- _What the exercise asks_
Each record below should appear again exactly as written.

══ Task data

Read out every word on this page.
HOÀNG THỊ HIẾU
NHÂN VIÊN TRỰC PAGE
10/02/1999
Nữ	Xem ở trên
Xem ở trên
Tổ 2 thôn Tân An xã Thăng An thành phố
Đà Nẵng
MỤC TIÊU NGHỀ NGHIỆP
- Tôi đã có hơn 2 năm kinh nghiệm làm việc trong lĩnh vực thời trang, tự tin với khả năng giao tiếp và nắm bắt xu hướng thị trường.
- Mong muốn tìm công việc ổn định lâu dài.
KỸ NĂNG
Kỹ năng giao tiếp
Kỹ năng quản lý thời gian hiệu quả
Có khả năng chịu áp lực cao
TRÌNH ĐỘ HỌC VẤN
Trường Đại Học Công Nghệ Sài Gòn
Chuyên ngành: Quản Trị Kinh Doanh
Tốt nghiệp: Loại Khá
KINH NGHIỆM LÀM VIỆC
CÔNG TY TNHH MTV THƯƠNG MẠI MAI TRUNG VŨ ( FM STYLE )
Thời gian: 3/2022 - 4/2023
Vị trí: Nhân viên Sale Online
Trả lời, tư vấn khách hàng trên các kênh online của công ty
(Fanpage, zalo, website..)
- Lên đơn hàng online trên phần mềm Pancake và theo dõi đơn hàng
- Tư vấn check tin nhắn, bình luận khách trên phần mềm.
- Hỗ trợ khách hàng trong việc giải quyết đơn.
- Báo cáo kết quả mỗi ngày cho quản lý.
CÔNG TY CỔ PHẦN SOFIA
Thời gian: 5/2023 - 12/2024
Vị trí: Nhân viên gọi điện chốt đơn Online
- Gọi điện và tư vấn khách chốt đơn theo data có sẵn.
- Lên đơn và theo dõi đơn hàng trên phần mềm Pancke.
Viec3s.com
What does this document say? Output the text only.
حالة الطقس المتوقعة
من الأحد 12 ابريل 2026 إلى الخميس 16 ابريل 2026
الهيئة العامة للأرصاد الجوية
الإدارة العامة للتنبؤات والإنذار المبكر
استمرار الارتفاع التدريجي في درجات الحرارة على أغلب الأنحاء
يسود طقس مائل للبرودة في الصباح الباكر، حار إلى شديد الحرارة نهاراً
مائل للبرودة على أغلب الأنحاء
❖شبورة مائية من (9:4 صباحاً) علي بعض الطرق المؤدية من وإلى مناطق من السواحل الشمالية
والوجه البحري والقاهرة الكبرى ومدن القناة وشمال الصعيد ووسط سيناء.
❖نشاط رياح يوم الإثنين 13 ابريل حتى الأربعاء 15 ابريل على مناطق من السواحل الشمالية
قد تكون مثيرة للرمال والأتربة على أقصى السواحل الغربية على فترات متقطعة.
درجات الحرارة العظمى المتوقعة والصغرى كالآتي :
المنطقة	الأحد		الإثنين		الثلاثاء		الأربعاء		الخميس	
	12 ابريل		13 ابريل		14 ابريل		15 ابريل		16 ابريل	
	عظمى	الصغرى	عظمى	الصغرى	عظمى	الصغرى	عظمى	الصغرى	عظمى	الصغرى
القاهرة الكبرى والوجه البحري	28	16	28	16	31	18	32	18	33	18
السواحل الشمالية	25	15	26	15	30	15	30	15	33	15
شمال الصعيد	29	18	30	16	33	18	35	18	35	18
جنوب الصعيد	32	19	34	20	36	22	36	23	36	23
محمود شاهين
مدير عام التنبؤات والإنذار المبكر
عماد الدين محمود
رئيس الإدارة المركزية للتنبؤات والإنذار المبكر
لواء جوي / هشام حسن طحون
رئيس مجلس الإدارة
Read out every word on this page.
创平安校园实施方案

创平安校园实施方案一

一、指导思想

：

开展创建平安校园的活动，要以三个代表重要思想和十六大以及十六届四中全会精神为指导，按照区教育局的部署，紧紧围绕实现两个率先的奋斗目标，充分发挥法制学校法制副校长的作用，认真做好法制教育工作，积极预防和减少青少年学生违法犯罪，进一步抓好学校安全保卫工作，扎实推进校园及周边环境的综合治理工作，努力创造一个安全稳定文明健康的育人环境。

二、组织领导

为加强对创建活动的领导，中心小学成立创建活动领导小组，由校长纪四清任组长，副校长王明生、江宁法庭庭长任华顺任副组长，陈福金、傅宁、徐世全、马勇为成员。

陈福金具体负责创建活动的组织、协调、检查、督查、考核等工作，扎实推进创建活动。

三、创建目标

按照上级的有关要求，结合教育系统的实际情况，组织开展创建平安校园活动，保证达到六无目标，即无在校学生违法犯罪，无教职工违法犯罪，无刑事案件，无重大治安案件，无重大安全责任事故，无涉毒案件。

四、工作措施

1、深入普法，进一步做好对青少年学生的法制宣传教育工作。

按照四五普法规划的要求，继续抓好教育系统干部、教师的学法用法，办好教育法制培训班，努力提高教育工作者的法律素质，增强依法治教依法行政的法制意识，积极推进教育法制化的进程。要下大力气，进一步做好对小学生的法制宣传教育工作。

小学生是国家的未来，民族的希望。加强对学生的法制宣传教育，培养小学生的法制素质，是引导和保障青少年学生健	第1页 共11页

════

- _Exercise output_
Read out every word on this page.
HOÀNG THỊ HIẾU
NHÂN VIÊN TRỰC PAGE
10/02/1999
Nữ	Xem ở trên
Xem ở trên
Tổ 2 thôn Tân An xã Thăng An thành phố
Đà Nẵng
MỤC TIÊU NGHỀ NGHIỆP
- Tôi đã có hơn 2 năm kinh nghiệm làm việc trong lĩnh vực thời trang, tự tin với khả năng giao tiếp và nắm bắt xu hướng thị trường.
- Mong muốn tìm công việc ổn định lâu dài.
KỸ NĂNG
Kỹ năng giao tiếp
Kỹ năng quản lý thời gian hiệu quả
Có khả năng chịu áp lực cao
TRÌNH ĐỘ HỌC VẤN
Trường Đại Học Công Nghệ Sài Gòn
Chuyên ngành: Quản Trị Kinh Doanh
Tốt nghiệp: Loại Khá
KINH NGHIỆM LÀM VIỆC
CÔNG TY TNHH MTV THƯƠNG MẠI MAI TRUNG VŨ ( FM STYLE )
Thời gian: 3/2022 - 4/2023
Vị trí: Nhân viên Sale Online
Trả lời, tư vấn khách hàng trên các kênh online của công ty
(Fanpage, zalo, website..)
- Lên đơn hàng online trên phần mềm Pancake và theo dõi đơn hàng
- Tư vấn check tin nhắn, bình luận khách trên phần mềm.
- Hỗ trợ khách hàng trong việc giải quyết đơn.
- Báo cáo kết quả mỗi ngày cho quản lý.
CÔNG TY CỔ PHẦN SOFIA
Thời gian: 5/2023 - 12/2024
Vị trí: Nhân viên gọi điện chốt đơn Online
- Gọi điện và tư vấn khách chốt đơn theo data có sẵn.
- Lên đơn và theo dõi đơn hàng trên phần mềm Pancke.
Viec3s.com
What does this document say? Output the text only.
حالة الطقس المتوقعة
من الأحد 12 ابريل 2026 إلى الخميس 16 ابريل 2026
الهيئة العامة للأرصاد الجوية
الإدارة العامة للتنبؤات والإنذار المبكر
استمرار الارتفاع التدريجي في درجات الحرارة على أغلب الأنحاء
يسود طقس مائل للبرودة في الصباح الباكر، حار إلى شديد الحرارة نهاراً
مائل للبرودة على أغلب الأنحاء
❖شبورة مائية من (9:4 صباحاً) علي بعض الطرق المؤدية من وإلى مناطق من السواحل الشمالية
والوجه البحري والقاهرة الكبرى ومدن القناة وشمال الصعيد ووسط سيناء.
❖نشاط رياح يوم الإثنين 13 ابريل حتى الأربعاء 15 ابريل على مناطق من السواحل الشمالية
قد تكون مثيرة للرمال والأتربة على أقصى السواحل الغربية على فترات متقطعة.
درجات الحرارة العظمى المتوقعة والصغرى كالآتي :
المنطقة	الأحد		الإثنين		الثلاثاء		الأربعاء		الخميس	
	12 ابريل		13 ابريل		14 ابريل		15 ابريل		16 ابريل	
	عظمى	الصغرى	عظمى	الصغرى	عظمى	الصغرى	عظمى	الصغرى	عظمى	الصغرى
القاهرة الكبرى والوجه البحري	28	16	28	16	31	18	32	18	33	18
السواحل الشمالية	25	15	26	15	30	15	30	15	33	15
شمال الصعيد	29	18	30	16	33	18	35	18	35	18
جنوب الصعيد	32	19	34	20	36	22	36	23	36	23
محمود شاهين
مدير عام التنبؤات والإنذار المبكر
عماد الدين محمود
رئيس الإدارة المركزية للتنبؤات والإنذار المبكر
لواء جوي / هشام حسن طحون
رئيس مجلس الإدارة
Read out every word on this page.
创平安校园实施方案

创平安校园实施方案一

一、指导思想

：

开展创建平安校园的活动，要以三个代表重要思想和十六大以及十六届四中全会精神为指导，按照区教育局的部署，紧紧围绕实现两个率先的奋斗目标，充分发挥法制学校法制副校长的作用，认真做好法制教育工作，积极预防和减少青少年学生违法犯罪，进一步抓好学校安全保卫工作，扎实推进校园及周边环境的综合治理工作，努力创造一个安全稳定文明健康的育人环境。

二、组织领导

为加强对创建活动的领导，中心小学成立创建活动领导小组，由校长纪四清任组长，副校长王明生、江宁法庭庭长任华顺任副组长，陈福金、傅宁、徐世全、马勇为成员。

陈福金具体负责创建活动的组织、协调、检查、督查、考核等工作，扎实推进创建活动。

三、创建目标

按照上级的有关要求，结合教育系统的实际情况，组织开展创建平安校园活动，保证达到六无目标，即无在校学生违法犯罪，无教职工违法犯罪，无刑事案件，无重大治安案件，无重大安全责任事故，无涉毒案件。

四、工作措施

1、深入普法，进一步做好对青少年学生的法制宣传教育工作。

按照四五普法规划的要求，继续抓好教育系统干部、教师的学法用法，办好教育法制培训班，努力提高教育工作者的法律素质，增强依法治教依法行政的法制意识，积极推进教育法制化的进程。要下大力气，进一步做好对小学生的法制宣传教育工作。

小学生是国家的未来，民族的希望。加强对学生的法制宣传教育，培养小学生的法制素质，是引导和保障青少年学生健	第1页 共11页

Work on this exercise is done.